__Goal__
Copy out the records word for word, from the first line up to and including the line with "461, 206, 483]".

__Data supplied__
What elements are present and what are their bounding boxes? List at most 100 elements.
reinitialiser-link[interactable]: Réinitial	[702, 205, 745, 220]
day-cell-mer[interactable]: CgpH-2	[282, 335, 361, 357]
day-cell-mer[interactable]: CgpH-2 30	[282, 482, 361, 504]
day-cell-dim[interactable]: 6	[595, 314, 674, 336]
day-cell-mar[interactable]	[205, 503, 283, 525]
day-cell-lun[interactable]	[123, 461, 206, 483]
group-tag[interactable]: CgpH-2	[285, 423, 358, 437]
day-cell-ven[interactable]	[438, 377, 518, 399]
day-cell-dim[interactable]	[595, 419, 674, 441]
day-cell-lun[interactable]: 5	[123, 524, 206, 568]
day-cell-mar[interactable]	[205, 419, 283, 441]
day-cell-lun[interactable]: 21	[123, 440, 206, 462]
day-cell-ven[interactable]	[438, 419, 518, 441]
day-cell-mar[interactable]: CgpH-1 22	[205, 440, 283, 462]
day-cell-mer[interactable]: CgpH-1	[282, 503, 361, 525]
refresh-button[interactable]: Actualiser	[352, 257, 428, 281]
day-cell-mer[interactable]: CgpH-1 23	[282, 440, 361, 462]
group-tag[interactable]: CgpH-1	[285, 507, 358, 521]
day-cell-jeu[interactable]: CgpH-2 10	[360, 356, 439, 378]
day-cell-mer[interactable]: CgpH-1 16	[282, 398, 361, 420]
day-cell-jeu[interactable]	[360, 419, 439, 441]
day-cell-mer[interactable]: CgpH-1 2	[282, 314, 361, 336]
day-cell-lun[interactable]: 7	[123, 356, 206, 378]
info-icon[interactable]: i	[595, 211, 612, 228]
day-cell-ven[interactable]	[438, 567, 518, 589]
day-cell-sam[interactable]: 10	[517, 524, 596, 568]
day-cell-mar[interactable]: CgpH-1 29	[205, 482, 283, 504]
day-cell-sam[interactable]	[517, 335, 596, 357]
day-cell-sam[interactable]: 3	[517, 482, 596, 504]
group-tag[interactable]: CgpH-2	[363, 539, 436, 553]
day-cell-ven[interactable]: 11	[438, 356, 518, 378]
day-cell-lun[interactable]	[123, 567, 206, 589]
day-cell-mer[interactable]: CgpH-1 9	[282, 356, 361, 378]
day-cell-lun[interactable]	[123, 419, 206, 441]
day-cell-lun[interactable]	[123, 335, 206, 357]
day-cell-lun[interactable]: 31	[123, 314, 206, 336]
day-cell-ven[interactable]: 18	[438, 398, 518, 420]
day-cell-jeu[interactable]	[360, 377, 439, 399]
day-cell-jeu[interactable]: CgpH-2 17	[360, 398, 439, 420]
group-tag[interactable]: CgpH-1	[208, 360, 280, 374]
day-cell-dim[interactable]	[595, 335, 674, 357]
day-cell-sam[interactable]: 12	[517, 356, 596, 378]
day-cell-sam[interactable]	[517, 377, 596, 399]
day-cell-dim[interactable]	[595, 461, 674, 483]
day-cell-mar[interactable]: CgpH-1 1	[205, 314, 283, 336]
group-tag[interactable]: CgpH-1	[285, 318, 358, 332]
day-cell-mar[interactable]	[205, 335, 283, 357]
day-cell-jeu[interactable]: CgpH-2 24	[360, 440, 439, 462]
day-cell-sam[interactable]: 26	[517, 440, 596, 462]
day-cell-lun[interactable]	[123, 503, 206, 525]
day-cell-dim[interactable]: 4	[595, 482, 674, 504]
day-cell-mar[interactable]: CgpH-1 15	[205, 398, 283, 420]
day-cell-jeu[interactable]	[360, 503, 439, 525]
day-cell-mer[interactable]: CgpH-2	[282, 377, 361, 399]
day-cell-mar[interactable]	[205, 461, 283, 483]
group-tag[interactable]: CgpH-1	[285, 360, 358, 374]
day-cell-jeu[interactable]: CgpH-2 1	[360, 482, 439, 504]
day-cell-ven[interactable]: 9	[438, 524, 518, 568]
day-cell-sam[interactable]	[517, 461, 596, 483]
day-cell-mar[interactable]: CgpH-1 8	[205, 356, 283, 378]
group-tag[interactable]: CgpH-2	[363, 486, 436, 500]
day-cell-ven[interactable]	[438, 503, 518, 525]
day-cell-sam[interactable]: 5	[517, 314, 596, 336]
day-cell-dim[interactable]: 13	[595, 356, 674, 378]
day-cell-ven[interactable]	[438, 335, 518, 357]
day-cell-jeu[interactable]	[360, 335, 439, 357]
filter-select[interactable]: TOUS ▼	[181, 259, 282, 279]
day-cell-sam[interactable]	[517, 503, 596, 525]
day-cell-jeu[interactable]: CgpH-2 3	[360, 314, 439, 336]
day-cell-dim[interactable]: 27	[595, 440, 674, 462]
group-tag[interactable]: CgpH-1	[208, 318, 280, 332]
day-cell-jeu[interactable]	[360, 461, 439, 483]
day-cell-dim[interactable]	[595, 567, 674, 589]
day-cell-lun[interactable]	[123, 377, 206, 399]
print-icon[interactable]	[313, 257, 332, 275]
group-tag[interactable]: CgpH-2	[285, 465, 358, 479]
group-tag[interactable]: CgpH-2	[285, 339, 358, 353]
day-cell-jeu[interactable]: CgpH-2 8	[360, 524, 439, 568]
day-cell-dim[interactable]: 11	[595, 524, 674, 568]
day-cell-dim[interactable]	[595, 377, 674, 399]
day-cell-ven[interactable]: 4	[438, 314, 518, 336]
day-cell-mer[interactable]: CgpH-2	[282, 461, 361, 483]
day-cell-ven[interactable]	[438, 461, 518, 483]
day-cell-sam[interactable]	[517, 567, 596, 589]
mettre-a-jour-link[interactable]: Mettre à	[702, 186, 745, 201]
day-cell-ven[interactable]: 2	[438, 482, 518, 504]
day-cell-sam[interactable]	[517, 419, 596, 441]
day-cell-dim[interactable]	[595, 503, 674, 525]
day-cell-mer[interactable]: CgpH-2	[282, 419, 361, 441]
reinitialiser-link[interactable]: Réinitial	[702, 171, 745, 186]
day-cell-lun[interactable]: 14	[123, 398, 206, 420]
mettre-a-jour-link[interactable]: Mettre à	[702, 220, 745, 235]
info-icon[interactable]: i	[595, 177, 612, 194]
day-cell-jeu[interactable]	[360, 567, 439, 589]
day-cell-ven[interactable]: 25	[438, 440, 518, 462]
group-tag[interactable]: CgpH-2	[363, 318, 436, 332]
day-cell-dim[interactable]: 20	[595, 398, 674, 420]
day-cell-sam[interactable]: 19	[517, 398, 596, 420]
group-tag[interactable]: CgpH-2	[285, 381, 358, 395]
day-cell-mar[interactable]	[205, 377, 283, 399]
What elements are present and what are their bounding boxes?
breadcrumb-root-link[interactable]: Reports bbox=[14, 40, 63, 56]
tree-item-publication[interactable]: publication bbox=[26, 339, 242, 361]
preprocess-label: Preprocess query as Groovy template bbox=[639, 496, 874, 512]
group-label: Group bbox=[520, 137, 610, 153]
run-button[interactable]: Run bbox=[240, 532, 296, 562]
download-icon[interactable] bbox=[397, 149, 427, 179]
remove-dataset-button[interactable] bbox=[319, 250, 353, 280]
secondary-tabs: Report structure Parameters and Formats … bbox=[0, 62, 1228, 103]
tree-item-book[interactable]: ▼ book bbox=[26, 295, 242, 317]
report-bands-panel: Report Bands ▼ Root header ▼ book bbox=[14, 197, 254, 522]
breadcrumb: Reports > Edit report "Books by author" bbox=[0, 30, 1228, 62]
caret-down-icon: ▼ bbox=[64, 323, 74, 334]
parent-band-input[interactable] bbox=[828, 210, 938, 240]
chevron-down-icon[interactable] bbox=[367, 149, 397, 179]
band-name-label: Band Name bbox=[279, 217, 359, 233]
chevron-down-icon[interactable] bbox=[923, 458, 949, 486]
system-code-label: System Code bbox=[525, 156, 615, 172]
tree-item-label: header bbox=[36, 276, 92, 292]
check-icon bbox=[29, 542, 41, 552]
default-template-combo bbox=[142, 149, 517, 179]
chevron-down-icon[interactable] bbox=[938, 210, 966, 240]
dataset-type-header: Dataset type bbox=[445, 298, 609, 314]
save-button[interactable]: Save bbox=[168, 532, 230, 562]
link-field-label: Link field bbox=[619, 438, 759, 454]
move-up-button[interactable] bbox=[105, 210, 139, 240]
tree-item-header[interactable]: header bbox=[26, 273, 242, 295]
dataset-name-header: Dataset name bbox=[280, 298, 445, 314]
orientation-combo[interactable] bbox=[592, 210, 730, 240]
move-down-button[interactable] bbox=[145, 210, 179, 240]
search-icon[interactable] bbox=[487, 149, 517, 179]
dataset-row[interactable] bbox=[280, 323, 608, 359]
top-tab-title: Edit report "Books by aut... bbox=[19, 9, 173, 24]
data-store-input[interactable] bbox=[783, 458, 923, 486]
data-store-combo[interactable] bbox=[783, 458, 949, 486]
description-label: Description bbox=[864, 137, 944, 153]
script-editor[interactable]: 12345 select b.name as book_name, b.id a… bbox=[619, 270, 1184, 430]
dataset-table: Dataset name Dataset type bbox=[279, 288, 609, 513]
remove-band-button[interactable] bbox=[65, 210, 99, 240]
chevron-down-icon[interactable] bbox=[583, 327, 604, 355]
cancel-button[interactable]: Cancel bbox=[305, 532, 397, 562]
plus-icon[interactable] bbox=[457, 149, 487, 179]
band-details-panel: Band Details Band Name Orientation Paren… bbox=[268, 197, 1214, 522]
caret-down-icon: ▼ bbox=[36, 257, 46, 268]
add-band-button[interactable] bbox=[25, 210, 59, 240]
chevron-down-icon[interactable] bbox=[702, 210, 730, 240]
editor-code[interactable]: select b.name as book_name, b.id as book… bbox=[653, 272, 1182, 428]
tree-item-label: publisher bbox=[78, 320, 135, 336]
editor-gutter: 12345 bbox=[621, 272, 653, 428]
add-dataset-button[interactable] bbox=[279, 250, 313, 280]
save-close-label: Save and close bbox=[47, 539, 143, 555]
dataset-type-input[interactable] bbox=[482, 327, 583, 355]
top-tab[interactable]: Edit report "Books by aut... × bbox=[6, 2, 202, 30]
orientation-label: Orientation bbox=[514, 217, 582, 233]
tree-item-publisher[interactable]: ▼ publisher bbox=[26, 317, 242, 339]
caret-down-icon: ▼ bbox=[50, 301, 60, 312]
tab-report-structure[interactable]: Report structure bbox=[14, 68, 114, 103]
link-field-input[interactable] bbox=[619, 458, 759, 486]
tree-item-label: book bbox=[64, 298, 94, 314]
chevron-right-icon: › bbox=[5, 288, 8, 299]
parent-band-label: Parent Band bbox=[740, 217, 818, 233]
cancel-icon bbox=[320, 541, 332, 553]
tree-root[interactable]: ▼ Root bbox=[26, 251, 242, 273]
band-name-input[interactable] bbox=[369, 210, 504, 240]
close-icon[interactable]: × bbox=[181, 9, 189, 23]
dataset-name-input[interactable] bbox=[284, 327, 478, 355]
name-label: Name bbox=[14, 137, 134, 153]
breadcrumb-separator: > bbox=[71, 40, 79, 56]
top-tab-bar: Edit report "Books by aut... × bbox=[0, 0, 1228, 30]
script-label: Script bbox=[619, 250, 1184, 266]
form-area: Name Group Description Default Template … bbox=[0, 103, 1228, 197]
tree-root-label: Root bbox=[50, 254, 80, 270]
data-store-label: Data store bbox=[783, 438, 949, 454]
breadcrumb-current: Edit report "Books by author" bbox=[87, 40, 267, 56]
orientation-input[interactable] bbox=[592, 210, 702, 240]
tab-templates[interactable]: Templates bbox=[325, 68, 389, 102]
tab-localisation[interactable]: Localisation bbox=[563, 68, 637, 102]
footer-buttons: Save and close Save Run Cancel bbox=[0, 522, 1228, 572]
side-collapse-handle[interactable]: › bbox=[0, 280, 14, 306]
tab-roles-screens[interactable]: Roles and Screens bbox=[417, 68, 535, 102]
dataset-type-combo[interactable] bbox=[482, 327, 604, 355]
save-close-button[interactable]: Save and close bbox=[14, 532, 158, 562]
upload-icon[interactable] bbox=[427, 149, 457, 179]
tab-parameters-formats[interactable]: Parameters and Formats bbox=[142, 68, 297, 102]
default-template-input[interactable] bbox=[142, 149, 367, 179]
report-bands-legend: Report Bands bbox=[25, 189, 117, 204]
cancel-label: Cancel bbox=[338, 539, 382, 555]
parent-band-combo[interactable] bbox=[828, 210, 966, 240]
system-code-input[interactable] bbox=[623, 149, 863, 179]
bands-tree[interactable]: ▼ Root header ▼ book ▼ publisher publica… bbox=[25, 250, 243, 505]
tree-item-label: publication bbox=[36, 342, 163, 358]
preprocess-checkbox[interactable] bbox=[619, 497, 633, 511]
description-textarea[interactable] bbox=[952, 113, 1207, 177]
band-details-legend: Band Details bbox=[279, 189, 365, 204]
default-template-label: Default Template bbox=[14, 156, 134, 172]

__Task output__
What elements are present and what are their bounding boxes? List at most 100 elements.
reinitialiser-link[interactable]: Réinitial	[702, 205, 745, 220]
day-cell-mer[interactable]: CgpH-2	[282, 335, 361, 357]
day-cell-mer[interactable]: CgpH-2 30	[282, 482, 361, 504]
day-cell-dim[interactable]: 6	[595, 314, 674, 336]
day-cell-mar[interactable]	[205, 503, 283, 525]
day-cell-lun[interactable]	[123, 461, 206, 483]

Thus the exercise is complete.